# [CHALLENGE]
Identify all lines in the listing that include the word "name", and copy them out.

Records from a collection of figures
•••

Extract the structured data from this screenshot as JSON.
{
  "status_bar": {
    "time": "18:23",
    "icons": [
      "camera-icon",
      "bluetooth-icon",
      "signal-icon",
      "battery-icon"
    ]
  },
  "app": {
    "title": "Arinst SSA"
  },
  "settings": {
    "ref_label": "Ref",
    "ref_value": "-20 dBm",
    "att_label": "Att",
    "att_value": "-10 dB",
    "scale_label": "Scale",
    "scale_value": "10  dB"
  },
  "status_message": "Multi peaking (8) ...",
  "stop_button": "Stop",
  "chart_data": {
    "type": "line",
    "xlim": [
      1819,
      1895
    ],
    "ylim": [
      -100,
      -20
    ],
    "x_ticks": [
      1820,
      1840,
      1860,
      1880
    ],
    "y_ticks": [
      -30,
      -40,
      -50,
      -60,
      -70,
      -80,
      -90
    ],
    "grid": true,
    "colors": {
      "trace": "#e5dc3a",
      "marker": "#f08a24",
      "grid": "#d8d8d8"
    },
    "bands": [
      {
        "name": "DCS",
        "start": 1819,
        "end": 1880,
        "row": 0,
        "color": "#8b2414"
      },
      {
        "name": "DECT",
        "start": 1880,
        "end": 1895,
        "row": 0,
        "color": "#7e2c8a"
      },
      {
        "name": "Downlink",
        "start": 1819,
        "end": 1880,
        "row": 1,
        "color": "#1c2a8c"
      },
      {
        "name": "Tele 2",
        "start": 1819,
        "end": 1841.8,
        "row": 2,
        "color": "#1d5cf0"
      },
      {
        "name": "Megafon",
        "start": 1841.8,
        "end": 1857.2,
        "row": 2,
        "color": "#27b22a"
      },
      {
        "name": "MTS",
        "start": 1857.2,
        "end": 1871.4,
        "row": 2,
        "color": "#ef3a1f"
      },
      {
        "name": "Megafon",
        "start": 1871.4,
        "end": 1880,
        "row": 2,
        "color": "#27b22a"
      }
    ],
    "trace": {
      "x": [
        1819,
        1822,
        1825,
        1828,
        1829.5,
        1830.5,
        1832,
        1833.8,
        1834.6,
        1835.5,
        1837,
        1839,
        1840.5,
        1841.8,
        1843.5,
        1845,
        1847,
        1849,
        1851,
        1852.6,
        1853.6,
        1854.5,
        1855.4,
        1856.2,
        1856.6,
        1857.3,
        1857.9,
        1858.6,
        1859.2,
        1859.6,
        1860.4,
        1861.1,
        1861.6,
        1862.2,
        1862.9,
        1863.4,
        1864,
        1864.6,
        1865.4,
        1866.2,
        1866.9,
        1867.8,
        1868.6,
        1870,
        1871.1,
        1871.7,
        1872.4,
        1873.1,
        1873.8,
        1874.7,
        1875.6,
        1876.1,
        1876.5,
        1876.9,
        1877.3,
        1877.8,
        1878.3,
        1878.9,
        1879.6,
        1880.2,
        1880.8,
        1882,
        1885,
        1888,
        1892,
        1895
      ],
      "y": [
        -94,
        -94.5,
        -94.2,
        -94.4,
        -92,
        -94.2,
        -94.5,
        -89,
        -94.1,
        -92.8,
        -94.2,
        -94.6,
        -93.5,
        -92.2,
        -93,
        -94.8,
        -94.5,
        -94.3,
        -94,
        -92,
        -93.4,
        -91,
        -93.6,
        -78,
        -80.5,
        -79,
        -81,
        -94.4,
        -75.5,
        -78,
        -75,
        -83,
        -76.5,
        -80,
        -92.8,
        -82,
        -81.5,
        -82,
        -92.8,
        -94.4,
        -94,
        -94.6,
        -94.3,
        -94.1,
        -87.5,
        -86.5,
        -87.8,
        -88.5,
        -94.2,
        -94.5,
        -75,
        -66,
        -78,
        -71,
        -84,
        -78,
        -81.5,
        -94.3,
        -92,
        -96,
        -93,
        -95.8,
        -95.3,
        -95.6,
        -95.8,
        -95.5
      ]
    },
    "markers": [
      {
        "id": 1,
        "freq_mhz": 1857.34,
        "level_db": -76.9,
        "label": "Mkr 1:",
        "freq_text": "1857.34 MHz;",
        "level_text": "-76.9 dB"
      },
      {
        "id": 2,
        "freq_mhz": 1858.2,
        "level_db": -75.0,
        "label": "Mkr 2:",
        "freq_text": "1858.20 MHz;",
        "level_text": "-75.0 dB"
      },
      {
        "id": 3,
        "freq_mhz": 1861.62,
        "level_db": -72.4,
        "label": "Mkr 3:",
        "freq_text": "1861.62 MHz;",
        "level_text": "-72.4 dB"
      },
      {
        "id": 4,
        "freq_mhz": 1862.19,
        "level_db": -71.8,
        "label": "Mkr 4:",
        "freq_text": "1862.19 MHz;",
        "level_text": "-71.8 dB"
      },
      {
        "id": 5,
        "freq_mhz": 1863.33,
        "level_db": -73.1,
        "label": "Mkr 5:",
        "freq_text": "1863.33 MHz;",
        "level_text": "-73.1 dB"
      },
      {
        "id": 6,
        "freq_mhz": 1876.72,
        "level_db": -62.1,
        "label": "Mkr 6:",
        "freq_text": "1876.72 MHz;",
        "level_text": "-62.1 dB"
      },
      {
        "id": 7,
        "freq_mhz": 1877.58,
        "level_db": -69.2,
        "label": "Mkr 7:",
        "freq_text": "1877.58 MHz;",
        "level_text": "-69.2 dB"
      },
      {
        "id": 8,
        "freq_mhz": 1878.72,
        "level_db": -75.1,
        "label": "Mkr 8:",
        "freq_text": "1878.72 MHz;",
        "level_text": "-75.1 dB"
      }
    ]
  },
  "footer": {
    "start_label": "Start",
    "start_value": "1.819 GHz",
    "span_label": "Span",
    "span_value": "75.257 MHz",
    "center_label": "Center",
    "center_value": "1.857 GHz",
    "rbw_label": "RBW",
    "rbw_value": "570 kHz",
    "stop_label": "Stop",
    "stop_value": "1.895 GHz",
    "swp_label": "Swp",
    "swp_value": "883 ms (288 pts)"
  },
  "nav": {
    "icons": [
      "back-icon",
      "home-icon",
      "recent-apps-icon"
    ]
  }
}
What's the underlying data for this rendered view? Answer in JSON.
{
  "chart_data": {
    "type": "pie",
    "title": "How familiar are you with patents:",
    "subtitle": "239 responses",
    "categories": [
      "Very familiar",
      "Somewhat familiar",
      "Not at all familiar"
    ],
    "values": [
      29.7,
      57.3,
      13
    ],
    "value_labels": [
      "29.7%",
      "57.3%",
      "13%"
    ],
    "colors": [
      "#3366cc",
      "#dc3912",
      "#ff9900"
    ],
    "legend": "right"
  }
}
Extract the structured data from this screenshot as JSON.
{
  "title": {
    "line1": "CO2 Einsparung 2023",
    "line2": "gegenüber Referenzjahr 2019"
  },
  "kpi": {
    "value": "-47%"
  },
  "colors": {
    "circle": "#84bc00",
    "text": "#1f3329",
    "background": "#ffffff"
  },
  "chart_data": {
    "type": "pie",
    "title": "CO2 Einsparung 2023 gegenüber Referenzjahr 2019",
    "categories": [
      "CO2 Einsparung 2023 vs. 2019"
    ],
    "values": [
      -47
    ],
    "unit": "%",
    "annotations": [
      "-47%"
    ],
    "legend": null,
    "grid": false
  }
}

•••

# [ANSWER]
        "name": "DCS",
        "name": "DECT",
        "name": "Downlink",
        "name": "Tele 2",
        "name": "Megafon",
        "name": "MTS",
        "name": "Megafon",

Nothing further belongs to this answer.